------ TEXTE RETENU ------

Georges Charensol - Historien du cinéma.
Sa passion pour l'oeuvre de René Clair.

Il est intéressant de signaler les livres de Georges Charensol : " Un maître du cinéma, René Clair " publié en 1952 ainsi que " D’une rive à l’autre " où il parle de son ami :

..." Net, mince et élégant, nous l’admirions parce que nous avions aimé son premier film, "Paris qui dort".
La grande époque de René Clair se situe un peu plus tard, au début du parlant. Il fit un premier essai avec " Sous les toits de Paris ", sorte de manifeste où la parole est agressivement subordonnée à l’image….

Tous les films de cette époque il les tourna au studio d’Epinay.

Il constitua une équipe que soudait une étroite amitié. Le décorateur Lazare Meerson, l’opérateur Georges Périnal, l’assistant Georges Lacombe ne quittaient pas le " patron "….
Les acteurs participaient à cette fête de rires, de mises en boîte, de trouvailles spontanées, de travail intensif.

L’auteur du "Million" s’est toujours attaché à maintenir autour de lui un climat de gentillesse, qu’appréciait la troupe formée par Jim Gerald , Préjean , l’indispensable Paul Olivier, Raymond Cordy.

Il sut reconstituer plus tard cette ambiance autour de Gérard Philipe qu’il considérait comme un fils.

Je crois bien que le seul acteur qui y soit resté insensible fut Michel Simon, ce qui ne l’empêcha pas de faire à Rome une étonnante création dans " La Beauté du Diable".

J’ai vu René Clair à Londres alors que, venant de triompher avec " Fantôme à vendre", il préparait "Break the News "avec Albert Valentin. "...

René Clair et " ENTRACTE " :

- "Le Théâtre des Champs-Elysées tournait à plein quand j'y arrivai. Les Ballets suédois multipliaient les créations. Celles que je préférais étaient inspirées du folklore Scandinave.
Ces ballets traditionnels favorisaient mieux Jean Borlin que ceux commandés aux 
plus grands poètes, musiciens et peintres d'avant-garde, telle la Création du monde dont la musique était de Darius Milhaud et les décors de Fernand Léger. En trois ans il y eut vingt créations de cette ampleur.

Pendant l'entracte de Relâche, (crée le 4 décembre 1924) dû à la collaboration de Francis Picabia et d'Erik Satie, un film devait être projeté pour permettre le changement de décor.

------

▶ [ÉNONCÉ DÉTAILLÉ]: Rédigez la suite du texte sur René Clair, en reprenant après sa dernière phrase. Les enregistrements n'interviennent en rien dans ce travail.

------ DONNÉES FOURNIES ------

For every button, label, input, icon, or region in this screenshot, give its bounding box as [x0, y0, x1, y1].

------
------ DONNÉES FOURNIES ------

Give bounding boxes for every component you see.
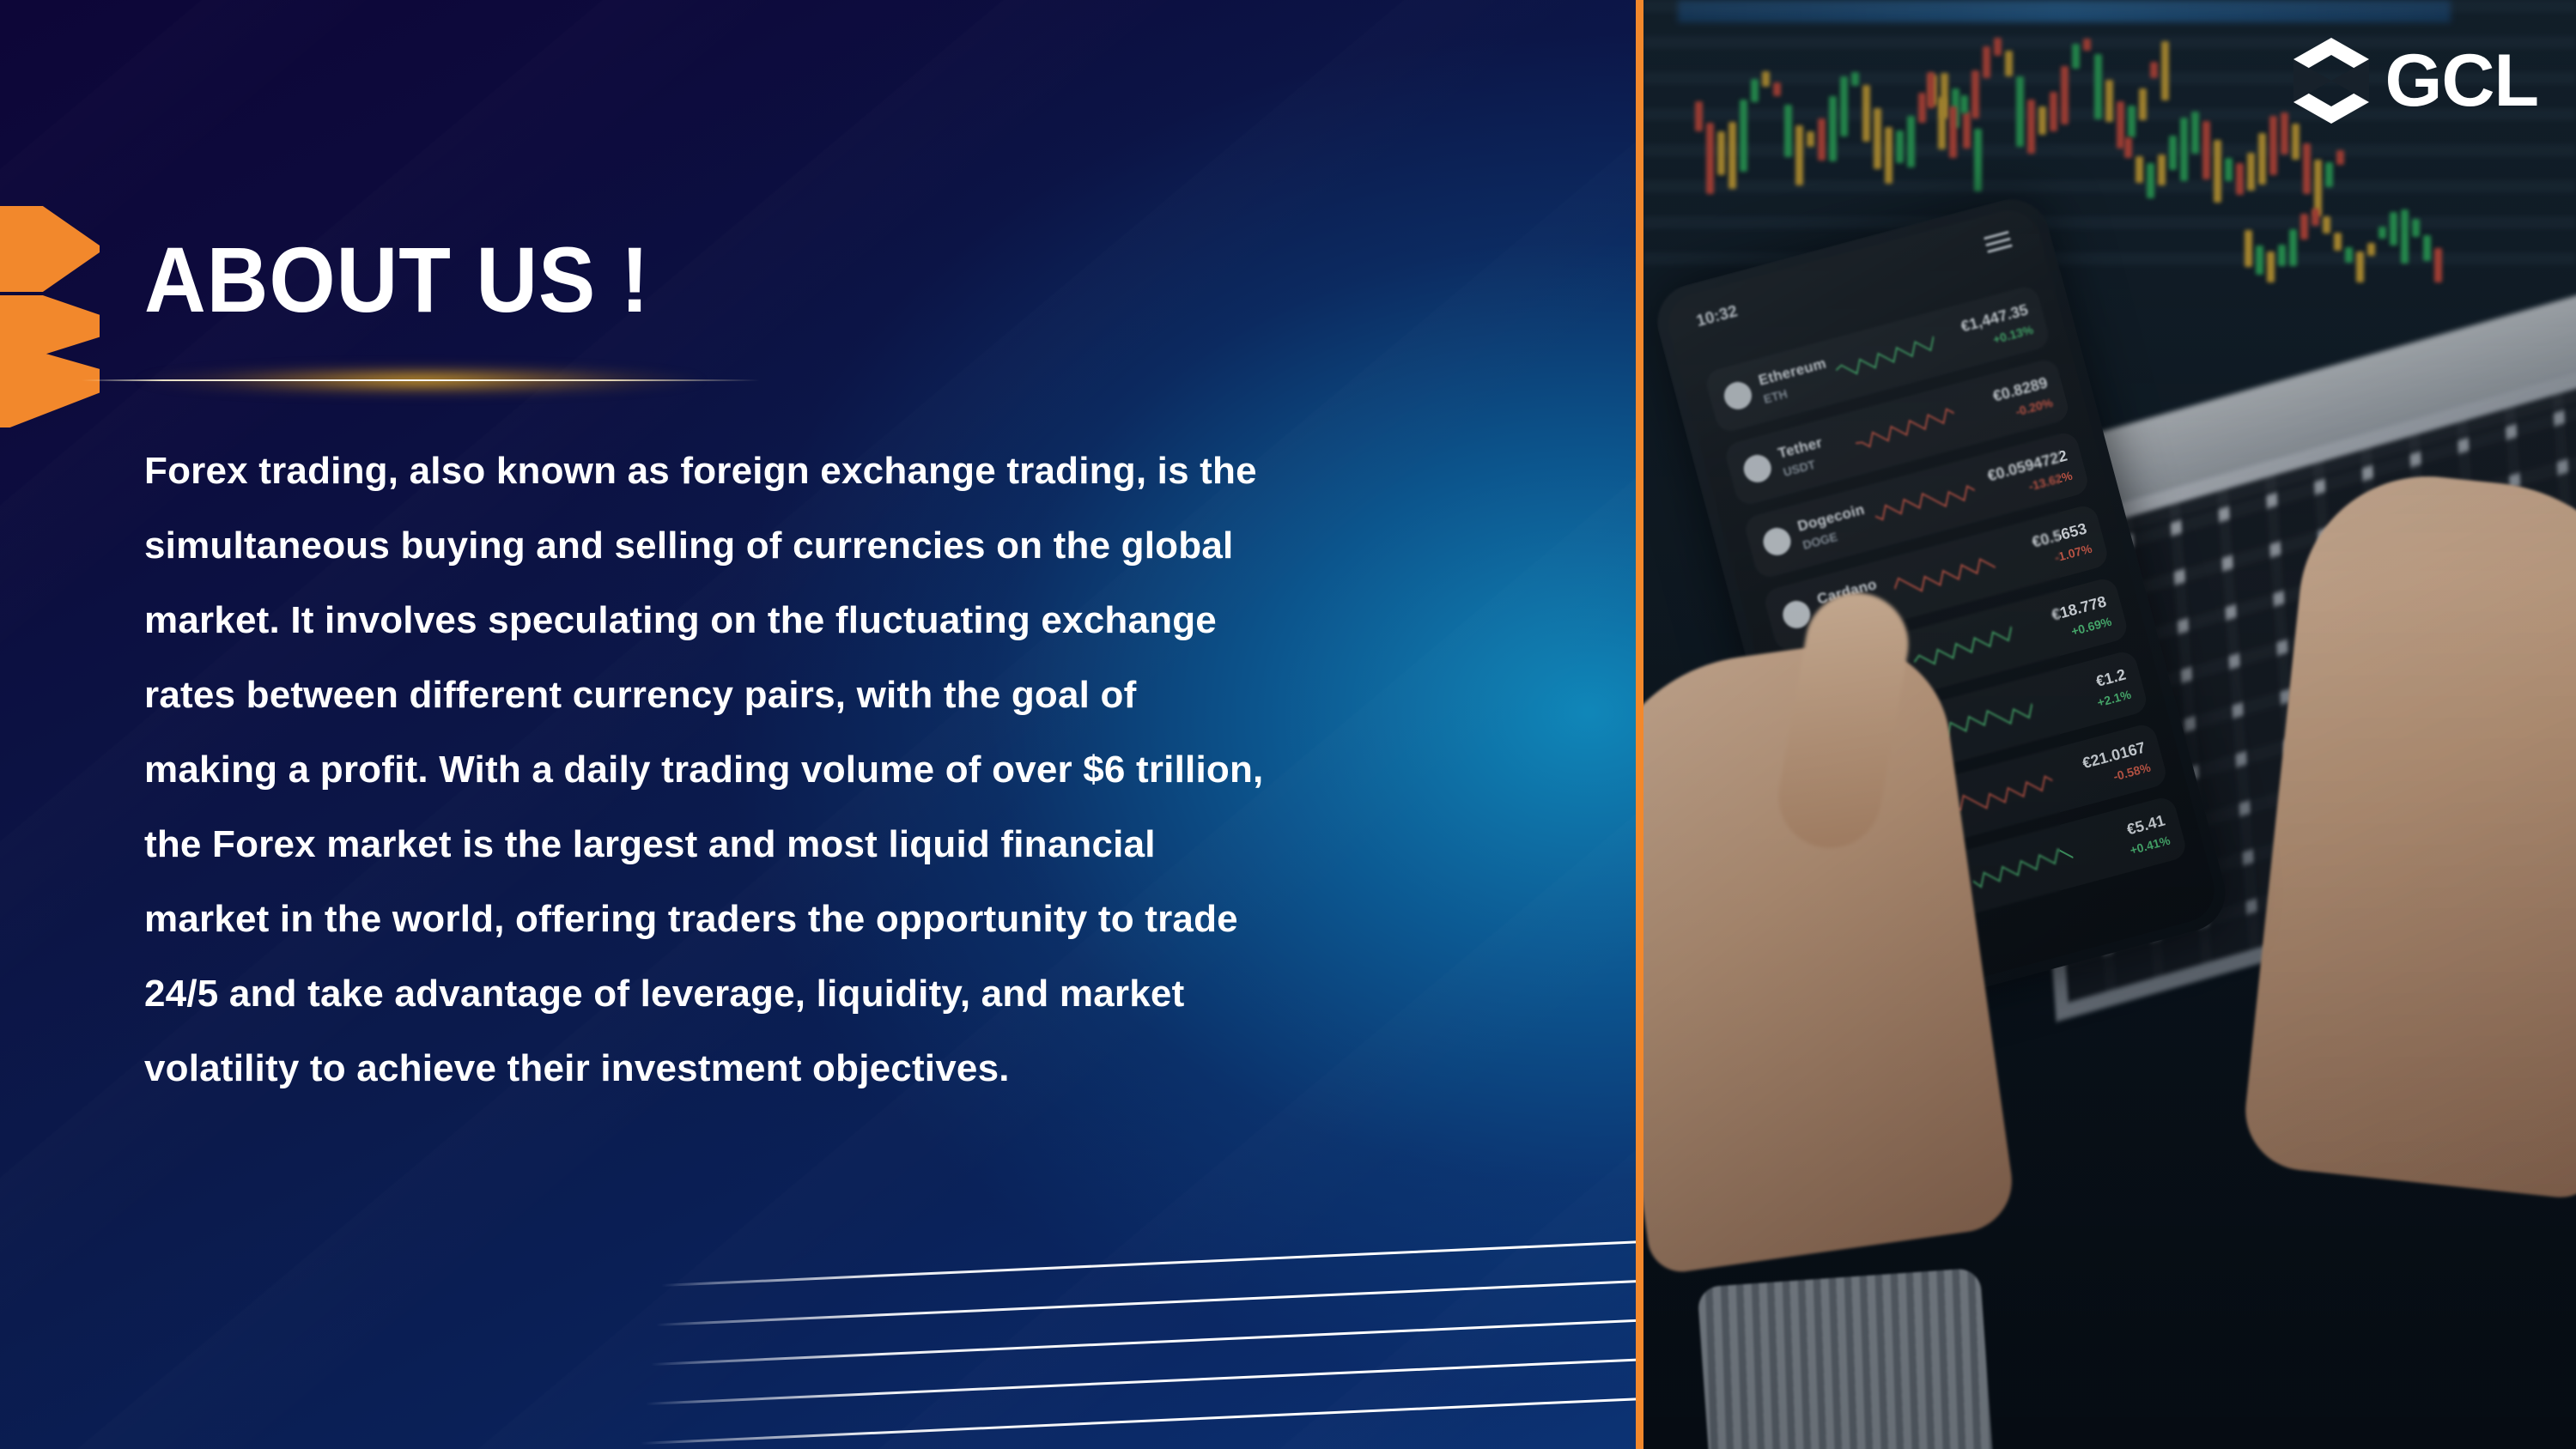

------

▶ [RÉPONSE RÉDIGÉE]:
Il s'intitulerait tout naturellement Entracte et fut confié à René Clair. Le projet de Picabia tenait en une petite page, ce qui était court pour un film d'une demi-heure. C'est dire que le cinéaste jouit d'une totale liberté pour en faire ce qui est devenu le grand classique du film d'avant-garde, avec les séquences fameuses du scénic-railway ou de la danseuse évoluant sur une plaque de verre et qu'une caméra placée dans les dessous de la scène du Théâtre des Champs-Elysées photographiait de bas en haut.


La danseuse femme à barbe.

Prologue du ballet :
Satie et Picabia canonnant la salle.

Tournage sur la terrasse du théâtre :
René Clair, Satie et Picabia
 .

J'assistai également aux prises de vues de la partie d'échecs entre Man Ray et Marcel Duchamp interrompue par un jet d'eau balayant l'échiquier, et de l'apparition de Borlin en prestidigitateur sur la terrasse couverte de galets du théâtre.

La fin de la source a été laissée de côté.